→ **Extracted entries**

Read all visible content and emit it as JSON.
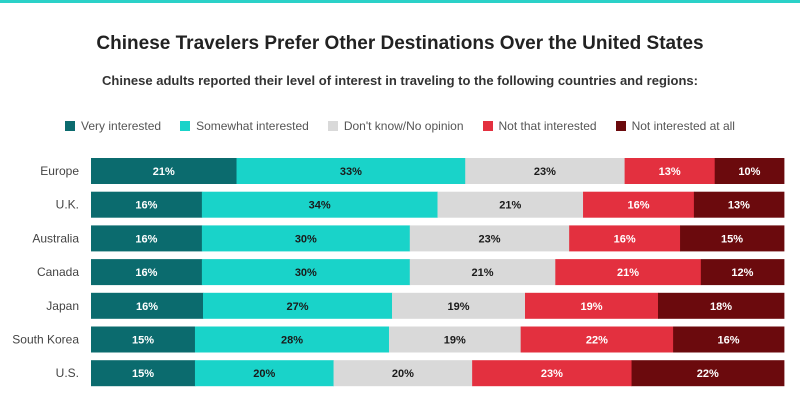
{
  "page": {
    "title": "Chinese Travelers Prefer Other Destinations Over the United States",
    "subtitle": "Chinese adults reported their level of interest in traveling to the following countries and regions:"
  },
  "chart_data": {
    "type": "bar",
    "orientation": "horizontal",
    "stacked": true,
    "normalized_percent": true,
    "title": "Chinese Travelers Prefer Other Destinations Over the United States",
    "subtitle": "Chinese adults reported their level of interest in traveling to the following countries and regions:",
    "xlabel": "",
    "ylabel": "",
    "legend_position": "top",
    "grid": false,
    "categories": [
      "Europe",
      "U.K.",
      "Australia",
      "Canada",
      "Japan",
      "South Korea",
      "U.S."
    ],
    "series": [
      {
        "name": "Very interested",
        "color": "#0b6b6e",
        "label_color": "#ffffff",
        "values": [
          21,
          16,
          16,
          16,
          16,
          15,
          15
        ]
      },
      {
        "name": "Somewhat interested",
        "color": "#19d3c9",
        "label_color": "#1a1a1a",
        "values": [
          33,
          34,
          30,
          30,
          27,
          28,
          20
        ]
      },
      {
        "name": "Don't know/No opinion",
        "color": "#d9d9d9",
        "label_color": "#1a1a1a",
        "values": [
          23,
          21,
          23,
          21,
          19,
          19,
          20
        ]
      },
      {
        "name": "Not that interested",
        "color": "#e3303f",
        "label_color": "#ffffff",
        "values": [
          13,
          16,
          16,
          21,
          19,
          22,
          23
        ]
      },
      {
        "name": "Not interested at all",
        "color": "#6b0a0d",
        "label_color": "#ffffff",
        "values": [
          10,
          13,
          15,
          12,
          18,
          16,
          22
        ]
      }
    ]
  }
}
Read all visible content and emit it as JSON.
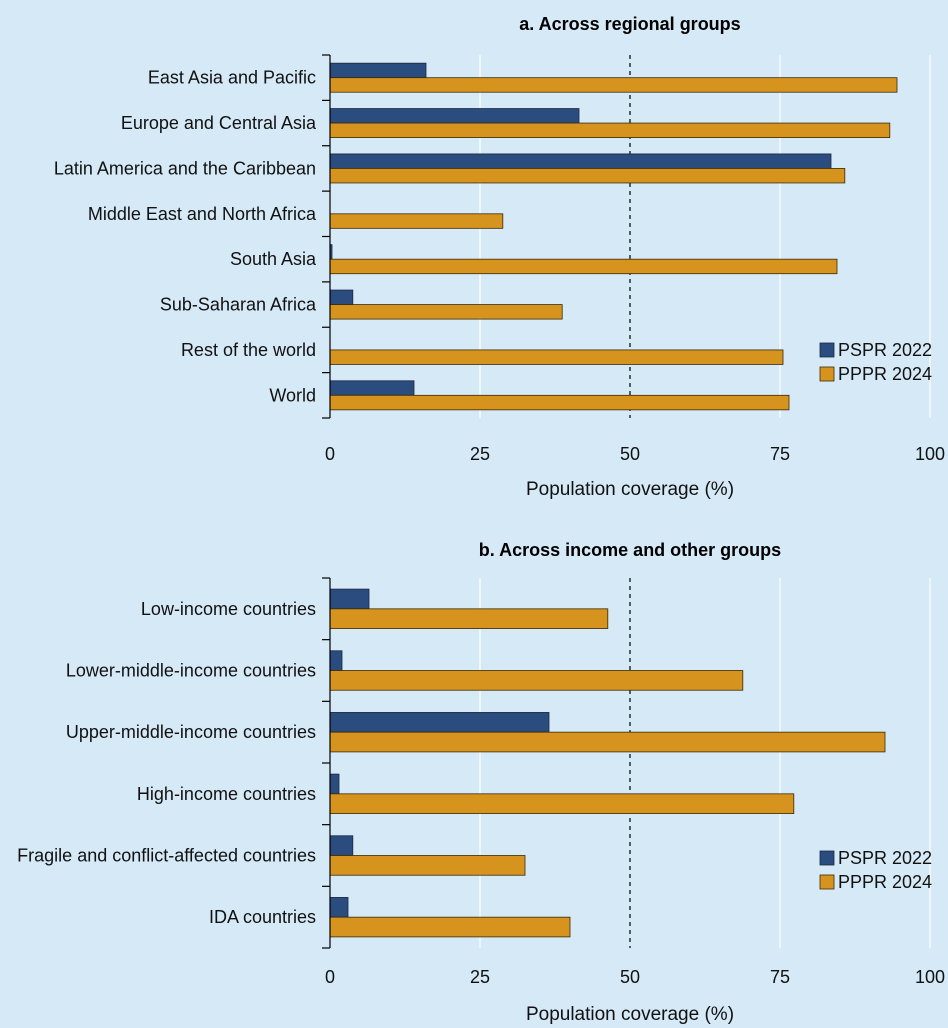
{
  "colors": {
    "background": "#d6e9f7",
    "pspr_2022": "#2b4c7e",
    "pppr_2024": "#d6941e",
    "gridline": "#ffffff",
    "axis": "#000000"
  },
  "chart_data": [
    {
      "type": "bar",
      "orientation": "horizontal",
      "title": "a. Across regional groups",
      "xlabel": "Population coverage (%)",
      "xlim": [
        0,
        100
      ],
      "xticks": [
        0,
        25,
        50,
        75,
        100
      ],
      "reference_line": 50,
      "legend_position": "bottom-right",
      "categories": [
        "East Asia and Pacific",
        "Europe and Central Asia",
        "Latin America and the Caribbean",
        "Middle East and North Africa",
        "South Asia",
        "Sub-Saharan Africa",
        "Rest of the world",
        "World"
      ],
      "series": [
        {
          "name": "PSPR 2022",
          "values": [
            16,
            41.5,
            83.5,
            0,
            0.3,
            3.8,
            0,
            14
          ]
        },
        {
          "name": "PPPR 2024",
          "values": [
            94.5,
            93.3,
            85.8,
            28.8,
            84.5,
            38.7,
            75.5,
            76.5
          ]
        }
      ]
    },
    {
      "type": "bar",
      "orientation": "horizontal",
      "title": "b. Across income and other groups",
      "xlabel": "Population coverage (%)",
      "xlim": [
        0,
        100
      ],
      "xticks": [
        0,
        25,
        50,
        75,
        100
      ],
      "reference_line": 50,
      "legend_position": "bottom-right",
      "categories": [
        "Low-income countries",
        "Lower-middle-income countries",
        "Upper-middle-income countries",
        "High-income countries",
        "Fragile and conflict-affected countries",
        "IDA countries"
      ],
      "series": [
        {
          "name": "PSPR 2022",
          "values": [
            6.5,
            2,
            36.5,
            1.5,
            3.8,
            3
          ]
        },
        {
          "name": "PPPR 2024",
          "values": [
            46.3,
            68.8,
            92.5,
            77.3,
            32.5,
            40
          ]
        }
      ]
    }
  ]
}
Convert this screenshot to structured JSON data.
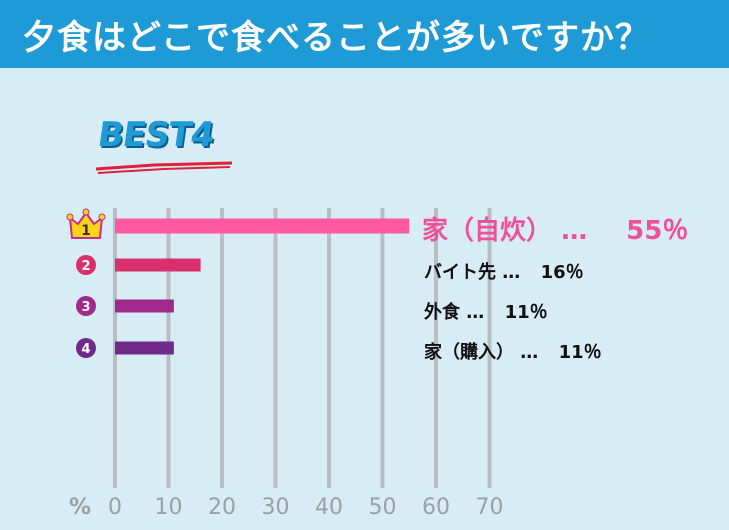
{
  "header": {
    "title": "夕食はどこで食べることが多いですか？"
  },
  "badge": {
    "text": "BEST4"
  },
  "colors": {
    "header_bg": "#1e9ad6",
    "background": "#d8ecf5",
    "rank1": "#ff5aa0",
    "rank2": "#d8306a",
    "rank3": "#a02a8c",
    "rank4": "#6f2a8a"
  },
  "chart_data": {
    "type": "bar",
    "orientation": "horizontal",
    "categories": [
      "家（自炊）",
      "バイト先",
      "外食",
      "家（購入）"
    ],
    "values": [
      55,
      16,
      11,
      11
    ],
    "value_labels": [
      "55％",
      "16％",
      "11％",
      "11％"
    ],
    "ranks": [
      "1",
      "2",
      "3",
      "4"
    ],
    "separator": "…",
    "xlabel": "%",
    "xlim": [
      0,
      70
    ],
    "x_ticks": [
      0,
      10,
      20,
      30,
      40,
      50,
      60,
      70
    ],
    "grid": true
  }
}
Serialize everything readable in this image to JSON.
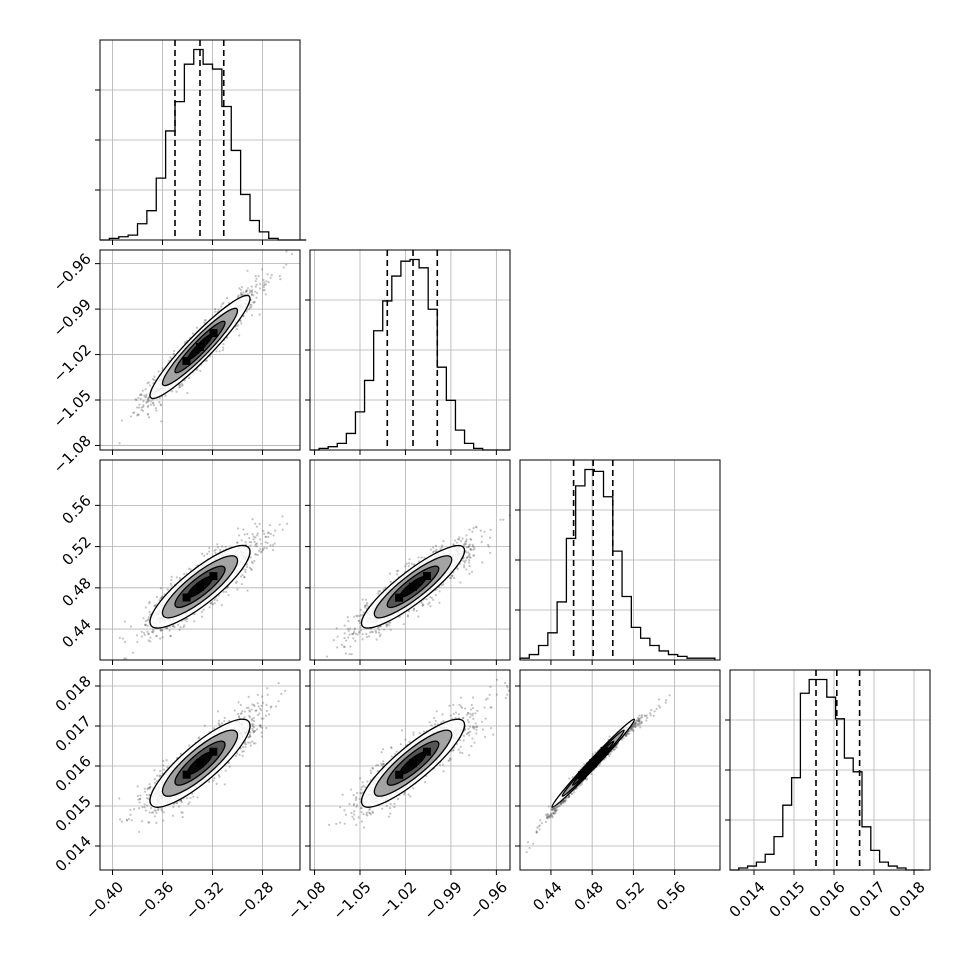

→ **Set task**
Without the pictures, output the full listing exactly as it stands.

→ **Exercise solution**
Read all visible content and emit it as JSON.
{
  "page": {
    "title": "Chinese Travelers Prefer Other Destinations Over the United States",
    "subtitle": "Chinese adults reported their level of interest in traveling to the following countries and regions:"
  },
  "chart_data": {
    "type": "bar",
    "orientation": "horizontal",
    "stacked": true,
    "normalized_percent": true,
    "title": "Chinese Travelers Prefer Other Destinations Over the United States",
    "subtitle": "Chinese adults reported their level of interest in traveling to the following countries and regions:",
    "xlabel": "",
    "ylabel": "",
    "legend_position": "top",
    "grid": false,
    "categories": [
      "Europe",
      "U.K.",
      "Australia",
      "Canada",
      "Japan",
      "South Korea",
      "U.S."
    ],
    "series": [
      {
        "name": "Very interested",
        "color": "#0b6b6e",
        "label_color": "#ffffff",
        "values": [
          21,
          16,
          16,
          16,
          16,
          15,
          15
        ]
      },
      {
        "name": "Somewhat interested",
        "color": "#19d3c9",
        "label_color": "#1a1a1a",
        "values": [
          33,
          34,
          30,
          30,
          27,
          28,
          20
        ]
      },
      {
        "name": "Don't know/No opinion",
        "color": "#d9d9d9",
        "label_color": "#1a1a1a",
        "values": [
          23,
          21,
          23,
          21,
          19,
          19,
          20
        ]
      },
      {
        "name": "Not that interested",
        "color": "#e3303f",
        "label_color": "#ffffff",
        "values": [
          13,
          16,
          16,
          21,
          19,
          22,
          23
        ]
      },
      {
        "name": "Not interested at all",
        "color": "#6b0a0d",
        "label_color": "#ffffff",
        "values": [
          10,
          13,
          15,
          12,
          18,
          16,
          22
        ]
      }
    ]
  }
}
Read all visible content and emit it as JSON.
{
  "colors": {
    "background": "#d6e9f7",
    "pspr_2022": "#2b4c7e",
    "pppr_2024": "#d6941e",
    "gridline": "#ffffff",
    "axis": "#000000"
  },
  "chart_data": [
    {
      "type": "bar",
      "orientation": "horizontal",
      "title": "a. Across regional groups",
      "xlabel": "Population coverage (%)",
      "xlim": [
        0,
        100
      ],
      "xticks": [
        0,
        25,
        50,
        75,
        100
      ],
      "reference_line": 50,
      "legend_position": "bottom-right",
      "categories": [
        "East Asia and Pacific",
        "Europe and Central Asia",
        "Latin America and the Caribbean",
        "Middle East and North Africa",
        "South Asia",
        "Sub-Saharan Africa",
        "Rest of the world",
        "World"
      ],
      "series": [
        {
          "name": "PSPR 2022",
          "values": [
            16,
            41.5,
            83.5,
            0,
            0.3,
            3.8,
            0,
            14
          ]
        },
        {
          "name": "PPPR 2024",
          "values": [
            94.5,
            93.3,
            85.8,
            28.8,
            84.5,
            38.7,
            75.5,
            76.5
          ]
        }
      ]
    },
    {
      "type": "bar",
      "orientation": "horizontal",
      "title": "b. Across income and other groups",
      "xlabel": "Population coverage (%)",
      "xlim": [
        0,
        100
      ],
      "xticks": [
        0,
        25,
        50,
        75,
        100
      ],
      "reference_line": 50,
      "legend_position": "bottom-right",
      "categories": [
        "Low-income countries",
        "Lower-middle-income countries",
        "Upper-middle-income countries",
        "High-income countries",
        "Fragile and conflict-affected countries",
        "IDA countries"
      ],
      "series": [
        {
          "name": "PSPR 2022",
          "values": [
            6.5,
            2,
            36.5,
            1.5,
            3.8,
            3
          ]
        },
        {
          "name": "PPPR 2024",
          "values": [
            46.3,
            68.8,
            92.5,
            77.3,
            32.5,
            40
          ]
        }
      ]
    }
  ]
}
Convert this screenshot to structured JSON data.
{
  "header": {
    "title": "夕食はどこで食べることが多いですか？"
  },
  "badge": {
    "text": "BEST4"
  },
  "colors": {
    "header_bg": "#1e9ad6",
    "background": "#d8ecf5",
    "rank1": "#ff5aa0",
    "rank2": "#d8306a",
    "rank3": "#a02a8c",
    "rank4": "#6f2a8a"
  },
  "chart_data": {
    "type": "bar",
    "orientation": "horizontal",
    "categories": [
      "家（自炊）",
      "バイト先",
      "外食",
      "家（購入）"
    ],
    "values": [
      55,
      16,
      11,
      11
    ],
    "value_labels": [
      "55％",
      "16％",
      "11％",
      "11％"
    ],
    "ranks": [
      "1",
      "2",
      "3",
      "4"
    ],
    "separator": "…",
    "xlabel": "%",
    "xlim": [
      0,
      70
    ],
    "x_ticks": [
      0,
      10,
      20,
      30,
      40,
      50,
      60,
      70
    ],
    "grid": true
  }
}
Serialize everything readable in this image to JSON.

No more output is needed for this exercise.